Exercise prompt
Print each line of the listing once more, precisely as given.

-- Listing start --

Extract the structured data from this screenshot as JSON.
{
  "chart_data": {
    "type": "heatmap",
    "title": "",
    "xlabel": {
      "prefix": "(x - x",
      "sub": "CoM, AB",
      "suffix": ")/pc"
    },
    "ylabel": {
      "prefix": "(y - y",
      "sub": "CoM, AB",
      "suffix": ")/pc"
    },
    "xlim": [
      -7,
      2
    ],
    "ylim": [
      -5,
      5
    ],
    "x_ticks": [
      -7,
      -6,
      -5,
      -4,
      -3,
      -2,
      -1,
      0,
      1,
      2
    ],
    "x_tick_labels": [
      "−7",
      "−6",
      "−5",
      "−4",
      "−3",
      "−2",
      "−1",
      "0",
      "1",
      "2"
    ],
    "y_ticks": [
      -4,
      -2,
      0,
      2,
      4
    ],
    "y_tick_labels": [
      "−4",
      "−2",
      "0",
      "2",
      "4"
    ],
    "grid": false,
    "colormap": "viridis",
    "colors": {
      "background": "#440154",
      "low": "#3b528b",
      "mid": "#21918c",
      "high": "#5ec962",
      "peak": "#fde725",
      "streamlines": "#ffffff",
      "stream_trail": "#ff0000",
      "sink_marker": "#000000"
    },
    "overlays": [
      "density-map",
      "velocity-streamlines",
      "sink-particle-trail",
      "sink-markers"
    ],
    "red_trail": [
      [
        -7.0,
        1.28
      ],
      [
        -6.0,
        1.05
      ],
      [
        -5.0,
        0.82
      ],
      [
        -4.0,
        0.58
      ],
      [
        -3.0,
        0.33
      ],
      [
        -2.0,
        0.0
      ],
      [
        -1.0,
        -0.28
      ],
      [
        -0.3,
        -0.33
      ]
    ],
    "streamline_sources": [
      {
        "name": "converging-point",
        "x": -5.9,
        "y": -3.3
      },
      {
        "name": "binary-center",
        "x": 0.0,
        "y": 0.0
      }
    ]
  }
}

-- Listing end --

Written solution
Extract the structured data from this screenshot as JSON.
{
  "chart_data": {
    "type": "heatmap",
    "title": "",
    "xlabel": {
      "prefix": "(x - x",
      "sub": "CoM, AB",
      "suffix": ")/pc"
    },
    "ylabel": {
      "prefix": "(y - y",
      "sub": "CoM, AB",
      "suffix": ")/pc"
    },
    "xlim": [
      -7,
      2
    ],
    "ylim": [
      -5,
      5
    ],
    "x_ticks": [
      -7,
      -6,
      -5,
      -4,
      -3,
      -2,
      -1,
      0,
      1,
      2
    ],
    "x_tick_labels": [
      "−7",
      "−6",
      "−5",
      "−4",
      "−3",
      "−2",
      "−1",
      "0",
      "1",
      "2"
    ],
    "y_ticks": [
      -4,
      -2,
      0,
      2,
      4
    ],
    "y_tick_labels": [
      "−4",
      "−2",
      "0",
      "2",
      "4"
    ],
    "grid": false,
    "colormap": "viridis",
    "colors": {
      "background": "#440154",
      "low": "#3b528b",
      "mid": "#21918c",
      "high": "#5ec962",
      "peak": "#fde725",
      "streamlines": "#ffffff",
      "stream_trail": "#ff0000",
      "sink_marker": "#000000"
    },
    "overlays": [
      "density-map",
      "velocity-streamlines",
      "sink-particle-trail",
      "sink-markers"
    ],
    "red_trail": [
      [
        -7.0,
        1.28
      ],
      [
        -6.0,
        1.05
      ],
      [
        -5.0,
        0.82
      ],
      [
        -4.0,
        0.58
      ],
      [
        -3.0,
        0.33
      ],
      [
        -2.0,
        0.0
      ],
      [
        -1.0,
        -0.28
      ],
      [
        -0.3,
        -0.33
      ]
    ],
    "streamline_sources": [
      {
        "name": "converging-point",
        "x": -5.9,
        "y": -3.3
      },
      {
        "name": "binary-center",
        "x": 0.0,
        "y": 0.0
      }
    ]
  }
}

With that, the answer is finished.